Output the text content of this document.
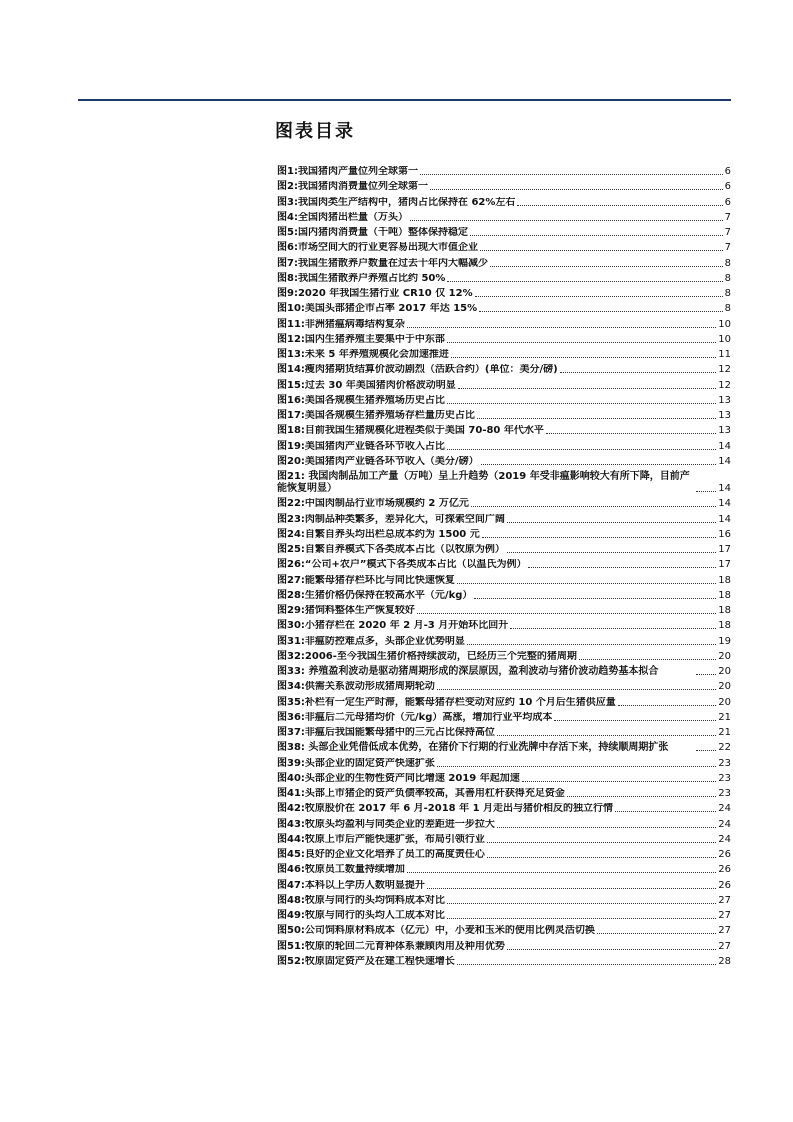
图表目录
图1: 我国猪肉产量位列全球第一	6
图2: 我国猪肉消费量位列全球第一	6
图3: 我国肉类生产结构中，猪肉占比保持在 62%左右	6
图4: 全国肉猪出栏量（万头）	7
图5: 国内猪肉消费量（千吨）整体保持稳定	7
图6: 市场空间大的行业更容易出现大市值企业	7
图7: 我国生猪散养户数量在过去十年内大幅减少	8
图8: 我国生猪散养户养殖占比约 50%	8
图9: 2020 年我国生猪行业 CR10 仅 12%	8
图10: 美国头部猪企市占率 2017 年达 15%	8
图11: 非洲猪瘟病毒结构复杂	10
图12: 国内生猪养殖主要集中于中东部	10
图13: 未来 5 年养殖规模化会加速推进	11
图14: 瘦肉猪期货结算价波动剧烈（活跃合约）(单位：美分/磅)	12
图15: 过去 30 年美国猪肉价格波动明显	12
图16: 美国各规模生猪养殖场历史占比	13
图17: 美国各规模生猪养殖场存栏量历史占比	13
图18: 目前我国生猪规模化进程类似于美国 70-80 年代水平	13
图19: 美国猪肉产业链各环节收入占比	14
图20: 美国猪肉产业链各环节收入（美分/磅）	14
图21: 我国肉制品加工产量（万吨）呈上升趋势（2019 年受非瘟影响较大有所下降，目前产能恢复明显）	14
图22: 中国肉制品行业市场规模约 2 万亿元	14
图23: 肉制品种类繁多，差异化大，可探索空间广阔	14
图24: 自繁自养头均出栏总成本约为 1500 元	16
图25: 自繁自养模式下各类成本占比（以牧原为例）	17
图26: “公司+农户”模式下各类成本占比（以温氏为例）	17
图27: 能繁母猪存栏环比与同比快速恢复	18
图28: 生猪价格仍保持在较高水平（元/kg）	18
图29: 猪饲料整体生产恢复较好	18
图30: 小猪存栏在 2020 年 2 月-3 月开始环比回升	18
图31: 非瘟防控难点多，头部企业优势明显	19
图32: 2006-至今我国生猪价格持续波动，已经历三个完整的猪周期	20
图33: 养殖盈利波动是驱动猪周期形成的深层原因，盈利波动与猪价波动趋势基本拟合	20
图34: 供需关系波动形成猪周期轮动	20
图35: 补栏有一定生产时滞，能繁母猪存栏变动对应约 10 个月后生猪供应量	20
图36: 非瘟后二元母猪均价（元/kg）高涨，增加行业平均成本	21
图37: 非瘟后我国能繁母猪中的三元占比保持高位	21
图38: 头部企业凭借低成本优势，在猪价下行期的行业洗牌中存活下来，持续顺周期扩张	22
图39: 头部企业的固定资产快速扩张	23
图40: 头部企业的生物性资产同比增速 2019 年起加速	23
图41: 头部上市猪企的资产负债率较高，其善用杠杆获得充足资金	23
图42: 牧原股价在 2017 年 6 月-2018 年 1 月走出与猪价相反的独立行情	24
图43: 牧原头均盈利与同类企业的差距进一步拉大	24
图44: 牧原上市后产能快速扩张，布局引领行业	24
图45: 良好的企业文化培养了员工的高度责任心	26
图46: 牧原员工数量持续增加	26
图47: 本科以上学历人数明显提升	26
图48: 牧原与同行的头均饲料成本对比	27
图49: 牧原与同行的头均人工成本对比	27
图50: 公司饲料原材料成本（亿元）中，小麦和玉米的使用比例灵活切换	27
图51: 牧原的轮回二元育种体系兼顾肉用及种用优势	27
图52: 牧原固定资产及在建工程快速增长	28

--

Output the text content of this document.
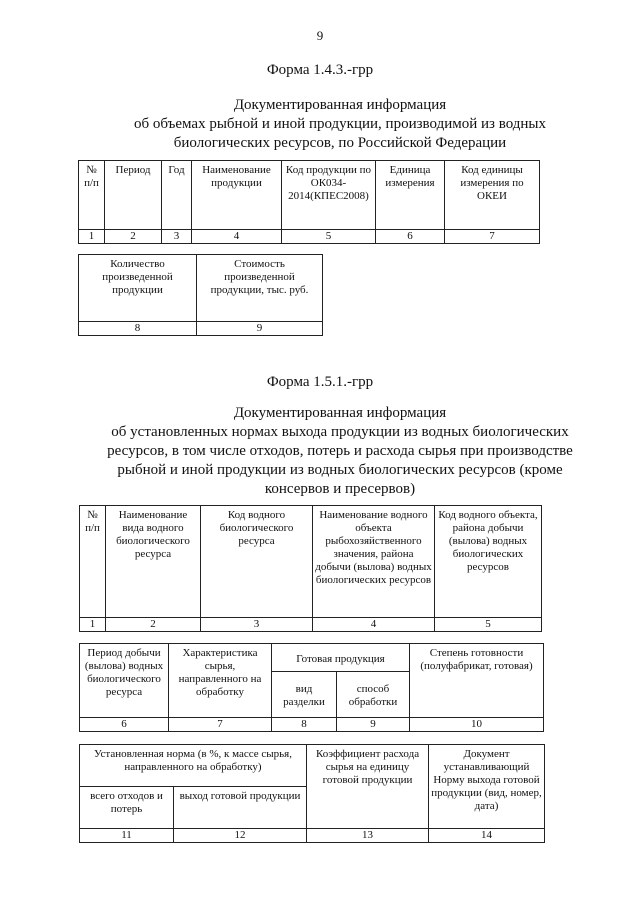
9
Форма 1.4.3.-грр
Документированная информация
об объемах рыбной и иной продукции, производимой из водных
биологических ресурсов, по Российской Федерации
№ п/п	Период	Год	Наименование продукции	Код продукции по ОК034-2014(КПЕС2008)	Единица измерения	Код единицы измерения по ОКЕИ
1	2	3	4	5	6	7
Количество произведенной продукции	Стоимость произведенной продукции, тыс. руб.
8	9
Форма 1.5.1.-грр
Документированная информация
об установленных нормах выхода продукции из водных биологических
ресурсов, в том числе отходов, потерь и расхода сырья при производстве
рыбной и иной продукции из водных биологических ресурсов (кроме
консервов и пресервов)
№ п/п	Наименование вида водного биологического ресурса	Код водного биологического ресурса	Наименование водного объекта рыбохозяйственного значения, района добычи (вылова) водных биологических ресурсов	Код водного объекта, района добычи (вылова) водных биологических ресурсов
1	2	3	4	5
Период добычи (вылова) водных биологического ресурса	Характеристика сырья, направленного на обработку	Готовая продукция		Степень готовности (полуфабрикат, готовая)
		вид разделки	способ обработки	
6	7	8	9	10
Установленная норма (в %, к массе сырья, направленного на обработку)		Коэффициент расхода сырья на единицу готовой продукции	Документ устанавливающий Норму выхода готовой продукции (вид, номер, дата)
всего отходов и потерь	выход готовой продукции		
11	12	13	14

● **What is asked**: Take every line that includes the string "рыбной" and copy it.

● **Task result**:
об объемах рыбной и иной продукции, производимой из водных
рыбной и иной продукции из водных биологических ресурсов (кроме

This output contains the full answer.